→ Work to complete: Reproduce every one of the rows below, character for character, with each line kept unchanged and in its original order.

→ Entries supplied:
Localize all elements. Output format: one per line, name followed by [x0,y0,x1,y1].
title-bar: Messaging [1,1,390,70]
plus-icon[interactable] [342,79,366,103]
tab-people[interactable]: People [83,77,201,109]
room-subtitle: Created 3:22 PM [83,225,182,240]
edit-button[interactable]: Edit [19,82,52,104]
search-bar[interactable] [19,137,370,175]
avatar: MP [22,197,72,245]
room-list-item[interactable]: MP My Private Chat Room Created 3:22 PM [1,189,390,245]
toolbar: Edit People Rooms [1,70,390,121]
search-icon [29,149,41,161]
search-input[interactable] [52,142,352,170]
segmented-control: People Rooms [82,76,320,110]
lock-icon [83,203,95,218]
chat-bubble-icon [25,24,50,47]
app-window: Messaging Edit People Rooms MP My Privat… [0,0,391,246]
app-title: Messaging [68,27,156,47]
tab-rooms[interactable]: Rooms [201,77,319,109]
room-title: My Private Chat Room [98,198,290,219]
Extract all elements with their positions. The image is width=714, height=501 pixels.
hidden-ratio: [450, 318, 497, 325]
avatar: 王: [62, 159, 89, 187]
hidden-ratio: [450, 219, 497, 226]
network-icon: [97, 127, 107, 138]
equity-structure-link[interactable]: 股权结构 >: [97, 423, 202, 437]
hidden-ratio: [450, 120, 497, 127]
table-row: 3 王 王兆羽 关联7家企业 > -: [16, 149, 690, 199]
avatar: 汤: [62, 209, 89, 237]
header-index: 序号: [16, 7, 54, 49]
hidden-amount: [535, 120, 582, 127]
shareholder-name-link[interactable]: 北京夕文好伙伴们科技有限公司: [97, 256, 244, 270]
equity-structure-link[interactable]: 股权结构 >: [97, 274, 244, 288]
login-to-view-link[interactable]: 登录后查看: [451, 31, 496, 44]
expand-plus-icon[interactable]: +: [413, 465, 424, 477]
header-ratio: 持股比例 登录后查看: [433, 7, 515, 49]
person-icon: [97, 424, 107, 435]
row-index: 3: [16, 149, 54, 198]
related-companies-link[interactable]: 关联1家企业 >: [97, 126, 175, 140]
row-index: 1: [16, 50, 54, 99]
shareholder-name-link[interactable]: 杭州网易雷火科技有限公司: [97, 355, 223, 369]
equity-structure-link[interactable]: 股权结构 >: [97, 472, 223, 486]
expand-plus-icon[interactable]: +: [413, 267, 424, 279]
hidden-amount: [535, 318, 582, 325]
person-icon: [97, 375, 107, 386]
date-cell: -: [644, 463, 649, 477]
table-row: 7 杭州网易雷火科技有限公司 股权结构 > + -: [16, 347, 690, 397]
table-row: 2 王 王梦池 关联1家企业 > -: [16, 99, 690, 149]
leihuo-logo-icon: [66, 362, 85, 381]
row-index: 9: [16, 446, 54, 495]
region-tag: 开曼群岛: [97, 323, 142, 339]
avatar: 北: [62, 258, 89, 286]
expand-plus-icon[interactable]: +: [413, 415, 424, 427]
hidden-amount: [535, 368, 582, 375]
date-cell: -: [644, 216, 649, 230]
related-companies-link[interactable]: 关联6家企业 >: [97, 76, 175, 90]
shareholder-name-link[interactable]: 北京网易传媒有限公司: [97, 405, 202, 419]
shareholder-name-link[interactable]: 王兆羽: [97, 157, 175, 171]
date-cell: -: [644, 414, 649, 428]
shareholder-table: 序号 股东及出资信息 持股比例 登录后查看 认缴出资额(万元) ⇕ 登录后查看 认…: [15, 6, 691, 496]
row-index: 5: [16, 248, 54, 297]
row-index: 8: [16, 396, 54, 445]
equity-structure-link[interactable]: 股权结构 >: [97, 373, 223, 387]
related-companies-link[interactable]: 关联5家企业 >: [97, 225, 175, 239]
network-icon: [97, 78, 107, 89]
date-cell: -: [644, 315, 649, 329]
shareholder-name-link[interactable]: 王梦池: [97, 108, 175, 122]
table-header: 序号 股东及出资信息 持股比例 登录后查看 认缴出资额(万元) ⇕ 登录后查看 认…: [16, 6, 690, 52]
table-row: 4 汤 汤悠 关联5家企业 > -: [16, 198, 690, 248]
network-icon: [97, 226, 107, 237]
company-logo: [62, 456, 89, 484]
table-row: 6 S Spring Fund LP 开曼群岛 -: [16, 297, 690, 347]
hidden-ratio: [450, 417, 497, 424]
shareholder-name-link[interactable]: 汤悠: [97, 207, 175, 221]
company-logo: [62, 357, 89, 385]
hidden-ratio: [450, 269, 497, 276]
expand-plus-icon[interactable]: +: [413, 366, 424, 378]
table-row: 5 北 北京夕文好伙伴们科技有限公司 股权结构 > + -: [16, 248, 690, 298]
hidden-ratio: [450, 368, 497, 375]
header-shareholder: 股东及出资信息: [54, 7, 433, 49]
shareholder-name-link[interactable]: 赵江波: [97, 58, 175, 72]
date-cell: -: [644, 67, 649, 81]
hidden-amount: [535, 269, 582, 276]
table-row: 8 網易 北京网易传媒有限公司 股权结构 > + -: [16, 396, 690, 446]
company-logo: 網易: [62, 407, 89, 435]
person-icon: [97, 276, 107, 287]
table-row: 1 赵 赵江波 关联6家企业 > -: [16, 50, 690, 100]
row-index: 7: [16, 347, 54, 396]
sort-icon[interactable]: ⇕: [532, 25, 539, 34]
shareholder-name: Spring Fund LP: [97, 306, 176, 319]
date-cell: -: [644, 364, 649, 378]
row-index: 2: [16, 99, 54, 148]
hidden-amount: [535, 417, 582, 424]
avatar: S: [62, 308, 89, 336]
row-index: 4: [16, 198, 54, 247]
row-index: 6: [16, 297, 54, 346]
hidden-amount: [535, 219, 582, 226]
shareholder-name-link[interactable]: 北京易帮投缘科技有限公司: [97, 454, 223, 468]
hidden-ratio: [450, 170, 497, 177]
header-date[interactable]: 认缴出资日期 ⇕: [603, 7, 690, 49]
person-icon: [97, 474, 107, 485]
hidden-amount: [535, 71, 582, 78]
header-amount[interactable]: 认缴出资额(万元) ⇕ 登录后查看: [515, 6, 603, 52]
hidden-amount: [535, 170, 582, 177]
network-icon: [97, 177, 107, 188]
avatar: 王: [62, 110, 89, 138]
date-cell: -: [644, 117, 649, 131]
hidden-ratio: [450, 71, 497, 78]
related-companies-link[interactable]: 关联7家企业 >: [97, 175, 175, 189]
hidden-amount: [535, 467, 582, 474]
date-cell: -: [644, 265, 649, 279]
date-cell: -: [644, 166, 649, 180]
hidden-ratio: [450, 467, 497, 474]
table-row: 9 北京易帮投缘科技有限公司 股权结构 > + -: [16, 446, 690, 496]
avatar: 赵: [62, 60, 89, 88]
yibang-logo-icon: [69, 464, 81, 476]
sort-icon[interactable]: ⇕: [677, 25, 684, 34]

→ Expected answer:
Localize all elements. Output format: one per line, name followed by [x0,y0,x1,y1].
title-bar: Messaging [1,1,390,70]
plus-icon[interactable] [342,79,366,103]
tab-people[interactable]: People [83,77,201,109]
room-subtitle: Created 3:22 PM [83,225,182,240]
edit-button[interactable]: Edit [19,82,52,104]
search-bar[interactable] [19,137,370,175]
avatar: MP [22,197,72,245]
room-list-item[interactable]: MP My Private Chat Room Created 3:22 PM [1,189,390,245]
toolbar: Edit People Rooms [1,70,390,121]
search-icon [29,149,41,161]
search-input[interactable] [52,142,352,170]
segmented-control: People Rooms [82,76,320,110]
lock-icon [83,203,95,218]
chat-bubble-icon [25,24,50,47]
app-window: Messaging Edit People Rooms MP My Privat… [0,0,391,246]
app-title: Messaging [68,27,156,47]
tab-rooms[interactable]: Rooms [201,77,319,109]
room-title: My Private Chat Room [98,198,290,219]
Extract all elements with their positions. The image is width=714, height=501 pixels.
hidden-ratio: [450, 318, 497, 325]
avatar: 王: [62, 159, 89, 187]
hidden-ratio: [450, 219, 497, 226]
network-icon: [97, 127, 107, 138]
equity-structure-link[interactable]: 股权结构 >: [97, 423, 202, 437]
hidden-ratio: [450, 120, 497, 127]
table-row: 3 王 王兆羽 关联7家企业 > -: [16, 149, 690, 199]
avatar: 汤: [62, 209, 89, 237]
header-index: 序号: [16, 7, 54, 49]
hidden-amount: [535, 120, 582, 127]
shareholder-name-link[interactable]: 北京夕文好伙伴们科技有限公司: [97, 256, 244, 270]
equity-structure-link[interactable]: 股权结构 >: [97, 274, 244, 288]
login-to-view-link[interactable]: 登录后查看: [451, 31, 496, 44]
expand-plus-icon[interactable]: +: [413, 465, 424, 477]
header-ratio: 持股比例 登录后查看: [433, 7, 515, 49]
person-icon: [97, 424, 107, 435]
row-index: 3: [16, 149, 54, 198]
related-companies-link[interactable]: 关联1家企业 >: [97, 126, 175, 140]
row-index: 1: [16, 50, 54, 99]
shareholder-name-link[interactable]: 杭州网易雷火科技有限公司: [97, 355, 223, 369]
equity-structure-link[interactable]: 股权结构 >: [97, 472, 223, 486]
expand-plus-icon[interactable]: +: [413, 267, 424, 279]
hidden-amount: [535, 318, 582, 325]
person-icon: [97, 375, 107, 386]
date-cell: -: [644, 463, 649, 477]
table-row: 7 杭州网易雷火科技有限公司 股权结构 > + -: [16, 347, 690, 397]
table-row: 2 王 王梦池 关联1家企业 > -: [16, 99, 690, 149]
leihuo-logo-icon: [66, 362, 85, 381]
row-index: 9: [16, 446, 54, 495]
region-tag: 开曼群岛: [97, 323, 142, 339]
avatar: 北: [62, 258, 89, 286]
expand-plus-icon[interactable]: +: [413, 415, 424, 427]
hidden-amount: [535, 368, 582, 375]
date-cell: -: [644, 216, 649, 230]
related-companies-link[interactable]: 关联6家企业 >: [97, 76, 175, 90]
shareholder-name-link[interactable]: 北京网易传媒有限公司: [97, 405, 202, 419]
shareholder-name-link[interactable]: 王兆羽: [97, 157, 175, 171]
date-cell: -: [644, 414, 649, 428]
shareholder-table: 序号 股东及出资信息 持股比例 登录后查看 认缴出资额(万元) ⇕ 登录后查看 认…: [15, 6, 691, 496]
row-index: 5: [16, 248, 54, 297]
row-index: 8: [16, 396, 54, 445]
equity-structure-link[interactable]: 股权结构 >: [97, 373, 223, 387]
related-companies-link[interactable]: 关联5家企业 >: [97, 225, 175, 239]
network-icon: [97, 78, 107, 89]
date-cell: -: [644, 315, 649, 329]
shareholder-name-link[interactable]: 王梦池: [97, 108, 175, 122]
table-header: 序号 股东及出资信息 持股比例 登录后查看 认缴出资额(万元) ⇕ 登录后查看 认…: [16, 6, 690, 52]
table-row: 4 汤 汤悠 关联5家企业 > -: [16, 198, 690, 248]
network-icon: [97, 226, 107, 237]
company-logo: [62, 456, 89, 484]
table-row: 6 S Spring Fund LP 开曼群岛 -: [16, 297, 690, 347]
hidden-ratio: [450, 417, 497, 424]
shareholder-name-link[interactable]: 汤悠: [97, 207, 175, 221]
company-logo: [62, 357, 89, 385]
hidden-ratio: [450, 269, 497, 276]
expand-plus-icon[interactable]: +: [413, 366, 424, 378]
table-row: 5 北 北京夕文好伙伴们科技有限公司 股权结构 > + -: [16, 248, 690, 298]
hidden-ratio: [450, 368, 497, 375]
header-shareholder: 股东及出资信息: [54, 7, 433, 49]
shareholder-name-link[interactable]: 赵江波: [97, 58, 175, 72]
date-cell: -: [644, 67, 649, 81]
hidden-amount: [535, 269, 582, 276]
table-row: 8 網易 北京网易传媒有限公司 股权结构 > + -: [16, 396, 690, 446]
company-logo: 網易: [62, 407, 89, 435]
person-icon: [97, 276, 107, 287]
table-row: 1 赵 赵江波 关联6家企业 > -: [16, 50, 690, 100]
row-index: 7: [16, 347, 54, 396]
sort-icon[interactable]: ⇕: [532, 25, 539, 34]
shareholder-name: Spring Fund LP: [97, 306, 176, 319]
date-cell: -: [644, 364, 649, 378]
row-index: 2: [16, 99, 54, 148]
hidden-amount: [535, 417, 582, 424]
avatar: S: [62, 308, 89, 336]
row-index: 4: [16, 198, 54, 247]
row-index: 6: [16, 297, 54, 346]
hidden-amount: [535, 219, 582, 226]
shareholder-name-link[interactable]: 北京易帮投缘科技有限公司: [97, 454, 223, 468]
hidden-ratio: [450, 170, 497, 177]
header-date[interactable]: 认缴出资日期 ⇕: [603, 7, 690, 49]
person-icon: [97, 474, 107, 485]
hidden-amount: [535, 71, 582, 78]
header-amount[interactable]: 认缴出资额(万元) ⇕ 登录后查看: [515, 6, 603, 52]
hidden-amount: [535, 170, 582, 177]
network-icon: [97, 177, 107, 188]
avatar: 王: [62, 110, 89, 138]
date-cell: -: [644, 117, 649, 131]
hidden-ratio: [450, 71, 497, 78]
related-companies-link[interactable]: 关联7家企业 >: [97, 175, 175, 189]
hidden-amount: [535, 467, 582, 474]
date-cell: -: [644, 265, 649, 279]
date-cell: -: [644, 166, 649, 180]
hidden-ratio: [450, 467, 497, 474]
table-row: 9 北京易帮投缘科技有限公司 股权结构 > + -: [16, 446, 690, 496]
avatar: 赵: [62, 60, 89, 88]
yibang-logo-icon: [69, 464, 81, 476]
sort-icon[interactable]: ⇕: [677, 25, 684, 34]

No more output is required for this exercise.